> Stated goal
Repeat the material in full. Keep every line exactly as it is.

--- START OF Records for this exercise ---

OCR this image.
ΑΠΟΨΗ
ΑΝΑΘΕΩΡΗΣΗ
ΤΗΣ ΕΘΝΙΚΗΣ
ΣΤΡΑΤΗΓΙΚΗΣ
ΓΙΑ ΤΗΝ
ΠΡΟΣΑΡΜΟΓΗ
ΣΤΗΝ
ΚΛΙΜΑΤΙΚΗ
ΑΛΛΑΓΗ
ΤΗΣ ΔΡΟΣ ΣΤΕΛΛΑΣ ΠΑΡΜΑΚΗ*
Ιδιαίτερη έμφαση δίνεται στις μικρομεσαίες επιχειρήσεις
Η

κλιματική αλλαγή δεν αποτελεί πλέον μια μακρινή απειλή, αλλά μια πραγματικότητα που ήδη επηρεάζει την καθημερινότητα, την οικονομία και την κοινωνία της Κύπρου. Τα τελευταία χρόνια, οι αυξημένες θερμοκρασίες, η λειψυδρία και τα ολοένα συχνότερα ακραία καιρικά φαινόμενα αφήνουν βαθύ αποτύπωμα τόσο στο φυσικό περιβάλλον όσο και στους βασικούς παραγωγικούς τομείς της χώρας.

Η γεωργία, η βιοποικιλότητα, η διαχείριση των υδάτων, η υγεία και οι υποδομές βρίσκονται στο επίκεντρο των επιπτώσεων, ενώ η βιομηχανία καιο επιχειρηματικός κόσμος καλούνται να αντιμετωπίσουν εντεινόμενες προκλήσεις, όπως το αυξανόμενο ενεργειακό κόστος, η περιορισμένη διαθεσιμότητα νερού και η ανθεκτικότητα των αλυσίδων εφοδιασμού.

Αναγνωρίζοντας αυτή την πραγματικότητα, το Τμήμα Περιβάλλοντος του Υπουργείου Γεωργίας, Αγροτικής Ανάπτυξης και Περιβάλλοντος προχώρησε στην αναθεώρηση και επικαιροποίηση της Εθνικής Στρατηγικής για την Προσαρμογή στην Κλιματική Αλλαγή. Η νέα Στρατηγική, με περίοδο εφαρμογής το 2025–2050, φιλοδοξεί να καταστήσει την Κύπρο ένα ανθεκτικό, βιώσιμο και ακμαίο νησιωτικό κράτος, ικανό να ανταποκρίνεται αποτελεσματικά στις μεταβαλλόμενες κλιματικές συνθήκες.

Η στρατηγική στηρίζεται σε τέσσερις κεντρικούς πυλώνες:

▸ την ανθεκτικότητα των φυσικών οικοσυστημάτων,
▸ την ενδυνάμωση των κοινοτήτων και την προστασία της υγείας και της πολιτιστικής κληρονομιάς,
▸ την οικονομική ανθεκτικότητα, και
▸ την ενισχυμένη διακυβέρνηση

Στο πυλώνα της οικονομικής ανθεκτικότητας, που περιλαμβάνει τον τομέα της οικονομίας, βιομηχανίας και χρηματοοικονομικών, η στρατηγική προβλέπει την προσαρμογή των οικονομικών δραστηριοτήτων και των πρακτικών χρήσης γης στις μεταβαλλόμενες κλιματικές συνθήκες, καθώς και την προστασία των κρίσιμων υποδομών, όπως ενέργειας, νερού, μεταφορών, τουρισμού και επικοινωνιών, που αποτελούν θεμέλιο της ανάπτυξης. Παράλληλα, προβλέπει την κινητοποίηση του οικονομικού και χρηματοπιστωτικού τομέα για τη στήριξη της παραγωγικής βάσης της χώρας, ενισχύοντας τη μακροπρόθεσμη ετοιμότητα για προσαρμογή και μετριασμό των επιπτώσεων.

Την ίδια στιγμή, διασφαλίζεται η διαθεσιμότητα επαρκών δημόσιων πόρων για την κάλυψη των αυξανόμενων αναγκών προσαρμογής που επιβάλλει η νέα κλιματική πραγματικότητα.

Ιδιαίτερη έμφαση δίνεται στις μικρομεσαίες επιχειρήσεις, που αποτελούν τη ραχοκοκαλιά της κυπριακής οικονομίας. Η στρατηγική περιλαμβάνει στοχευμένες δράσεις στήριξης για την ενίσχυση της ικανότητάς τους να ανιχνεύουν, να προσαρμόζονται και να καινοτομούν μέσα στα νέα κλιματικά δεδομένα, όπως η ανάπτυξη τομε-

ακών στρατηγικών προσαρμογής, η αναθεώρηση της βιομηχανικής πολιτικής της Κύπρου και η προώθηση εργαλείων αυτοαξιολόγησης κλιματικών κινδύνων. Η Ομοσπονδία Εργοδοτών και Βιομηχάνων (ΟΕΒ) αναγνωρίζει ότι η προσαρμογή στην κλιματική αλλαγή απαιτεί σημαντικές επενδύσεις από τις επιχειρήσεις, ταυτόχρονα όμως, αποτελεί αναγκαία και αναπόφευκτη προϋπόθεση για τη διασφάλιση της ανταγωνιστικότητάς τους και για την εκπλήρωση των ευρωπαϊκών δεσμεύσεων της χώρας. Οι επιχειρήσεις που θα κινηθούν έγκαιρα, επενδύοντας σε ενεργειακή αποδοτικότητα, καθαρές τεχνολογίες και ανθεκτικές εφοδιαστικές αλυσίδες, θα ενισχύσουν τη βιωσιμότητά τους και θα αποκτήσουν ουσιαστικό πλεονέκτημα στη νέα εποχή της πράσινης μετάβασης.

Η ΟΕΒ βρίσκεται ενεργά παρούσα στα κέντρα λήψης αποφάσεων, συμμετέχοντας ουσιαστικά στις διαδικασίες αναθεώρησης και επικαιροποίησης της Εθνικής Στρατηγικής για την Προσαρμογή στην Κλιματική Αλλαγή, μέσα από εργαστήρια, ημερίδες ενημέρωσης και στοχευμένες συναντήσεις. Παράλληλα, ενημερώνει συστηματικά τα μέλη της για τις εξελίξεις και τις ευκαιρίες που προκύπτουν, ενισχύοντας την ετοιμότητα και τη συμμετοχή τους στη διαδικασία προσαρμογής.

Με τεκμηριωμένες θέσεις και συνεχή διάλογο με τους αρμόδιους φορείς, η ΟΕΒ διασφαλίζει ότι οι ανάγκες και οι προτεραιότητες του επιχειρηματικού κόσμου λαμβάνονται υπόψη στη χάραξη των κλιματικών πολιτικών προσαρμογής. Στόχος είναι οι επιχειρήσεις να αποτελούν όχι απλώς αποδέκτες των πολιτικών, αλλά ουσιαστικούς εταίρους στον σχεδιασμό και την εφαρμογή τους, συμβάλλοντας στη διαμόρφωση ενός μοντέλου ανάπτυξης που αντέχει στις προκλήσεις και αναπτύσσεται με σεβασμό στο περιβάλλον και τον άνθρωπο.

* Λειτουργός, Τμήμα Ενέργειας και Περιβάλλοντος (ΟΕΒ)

--- END OF Records for this exercise ---

> Completed task
OCR this image.
ΑΠΟΨΗ
ΑΝΑΘΕΩΡΗΣΗ
ΤΗΣ ΕΘΝΙΚΗΣ
ΣΤΡΑΤΗΓΙΚΗΣ
ΓΙΑ ΤΗΝ
ΠΡΟΣΑΡΜΟΓΗ
ΣΤΗΝ
ΚΛΙΜΑΤΙΚΗ
ΑΛΛΑΓΗ
ΤΗΣ ΔΡΟΣ ΣΤΕΛΛΑΣ ΠΑΡΜΑΚΗ*
Ιδιαίτερη έμφαση δίνεται στις μικρομεσαίες επιχειρήσεις
Η

κλιματική αλλαγή δεν αποτελεί πλέον μια μακρινή απειλή, αλλά μια πραγματικότητα που ήδη επηρεάζει την καθημερινότητα, την οικονομία και την κοινωνία της Κύπρου. Τα τελευταία χρόνια, οι αυξημένες θερμοκρασίες, η λειψυδρία και τα ολοένα συχνότερα ακραία καιρικά φαινόμενα αφήνουν βαθύ αποτύπωμα τόσο στο φυσικό περιβάλλον όσο και στους βασικούς παραγωγικούς τομείς της χώρας.

Η γεωργία, η βιοποικιλότητα, η διαχείριση των υδάτων, η υγεία και οι υποδομές βρίσκονται στο επίκεντρο των επιπτώσεων, ενώ η βιομηχανία καιο επιχειρηματικός κόσμος καλούνται να αντιμετωπίσουν εντεινόμενες προκλήσεις, όπως το αυξανόμενο ενεργειακό κόστος, η περιορισμένη διαθεσιμότητα νερού και η ανθεκτικότητα των αλυσίδων εφοδιασμού.

Αναγνωρίζοντας αυτή την πραγματικότητα, το Τμήμα Περιβάλλοντος του Υπουργείου Γεωργίας, Αγροτικής Ανάπτυξης και Περιβάλλοντος προχώρησε στην αναθεώρηση και επικαιροποίηση της Εθνικής Στρατηγικής για την Προσαρμογή στην Κλιματική Αλλαγή. Η νέα Στρατηγική, με περίοδο εφαρμογής το 2025–2050, φιλοδοξεί να καταστήσει την Κύπρο ένα ανθεκτικό, βιώσιμο και ακμαίο νησιωτικό κράτος, ικανό να ανταποκρίνεται αποτελεσματικά στις μεταβαλλόμενες κλιματικές συνθήκες.

Η στρατηγική στηρίζεται σε τέσσερις κεντρικούς πυλώνες:

▸ την ανθεκτικότητα των φυσικών οικοσυστημάτων,
▸ την ενδυνάμωση των κοινοτήτων και την προστασία της υγείας και της πολιτιστικής κληρονομιάς,
▸ την οικονομική ανθεκτικότητα, και
▸ την ενισχυμένη διακυβέρνηση

Στο πυλώνα της οικονομικής ανθεκτικότητας, που περιλαμβάνει τον τομέα της οικονομίας, βιομηχανίας και χρηματοοικονομικών, η στρατηγική προβλέπει την προσαρμογή των οικονομικών δραστηριοτήτων και των πρακτικών χρήσης γης στις μεταβαλλόμενες κλιματικές συνθήκες, καθώς και την προστασία των κρίσιμων υποδομών, όπως ενέργειας, νερού, μεταφορών, τουρισμού και επικοινωνιών, που αποτελούν θεμέλιο της ανάπτυξης. Παράλληλα, προβλέπει την κινητοποίηση του οικονομικού και χρηματοπιστωτικού τομέα για τη στήριξη της παραγωγικής βάσης της χώρας, ενισχύοντας τη μακροπρόθεσμη ετοιμότητα για προσαρμογή και μετριασμό των επιπτώσεων.

Την ίδια στιγμή, διασφαλίζεται η διαθεσιμότητα επαρκών δημόσιων πόρων για την κάλυψη των αυξανόμενων αναγκών προσαρμογής που επιβάλλει η νέα κλιματική πραγματικότητα.

Ιδιαίτερη έμφαση δίνεται στις μικρομεσαίες επιχειρήσεις, που αποτελούν τη ραχοκοκαλιά της κυπριακής οικονομίας. Η στρατηγική περιλαμβάνει στοχευμένες δράσεις στήριξης για την ενίσχυση της ικανότητάς τους να ανιχνεύουν, να προσαρμόζονται και να καινοτομούν μέσα στα νέα κλιματικά δεδομένα, όπως η ανάπτυξη τομε-

ακών στρατηγικών προσαρμογής, η αναθεώρηση της βιομηχανικής πολιτικής της Κύπρου και η προώθηση εργαλείων αυτοαξιολόγησης κλιματικών κινδύνων. Η Ομοσπονδία Εργοδοτών και Βιομηχάνων (ΟΕΒ) αναγνωρίζει ότι η προσαρμογή στην κλιματική αλλαγή απαιτεί σημαντικές επενδύσεις από τις επιχειρήσεις, ταυτόχρονα όμως, αποτελεί αναγκαία και αναπόφευκτη προϋπόθεση για τη διασφάλιση της ανταγωνιστικότητάς τους και για την εκπλήρωση των ευρωπαϊκών δεσμεύσεων της χώρας. Οι επιχειρήσεις που θα κινηθούν έγκαιρα, επενδύοντας σε ενεργειακή αποδοτικότητα, καθαρές τεχνολογίες και ανθεκτικές εφοδιαστικές αλυσίδες, θα ενισχύσουν τη βιωσιμότητά τους και θα αποκτήσουν ουσιαστικό πλεονέκτημα στη νέα εποχή της πράσινης μετάβασης.

Η ΟΕΒ βρίσκεται ενεργά παρούσα στα κέντρα λήψης αποφάσεων, συμμετέχοντας ουσιαστικά στις διαδικασίες αναθεώρησης και επικαιροποίησης της Εθνικής Στρατηγικής για την Προσαρμογή στην Κλιματική Αλλαγή, μέσα από εργαστήρια, ημερίδες ενημέρωσης και στοχευμένες συναντήσεις. Παράλληλα, ενημερώνει συστηματικά τα μέλη της για τις εξελίξεις και τις ευκαιρίες που προκύπτουν, ενισχύοντας την ετοιμότητα και τη συμμετοχή τους στη διαδικασία προσαρμογής.

Με τεκμηριωμένες θέσεις και συνεχή διάλογο με τους αρμόδιους φορείς, η ΟΕΒ διασφαλίζει ότι οι ανάγκες και οι προτεραιότητες του επιχειρηματικού κόσμου λαμβάνονται υπόψη στη χάραξη των κλιματικών πολιτικών προσαρμογής. Στόχος είναι οι επιχειρήσεις να αποτελούν όχι απλώς αποδέκτες των πολιτικών, αλλά ουσιαστικούς εταίρους στον σχεδιασμό και την εφαρμογή τους, συμβάλλοντας στη διαμόρφωση ενός μοντέλου ανάπτυξης που αντέχει στις προκλήσεις και αναπτύσσεται με σεβασμό στο περιβάλλον και τον άνθρωπο.

* Λειτουργός, Τμήμα Ενέργειας και Περιβάλλοντος (ΟΕΒ)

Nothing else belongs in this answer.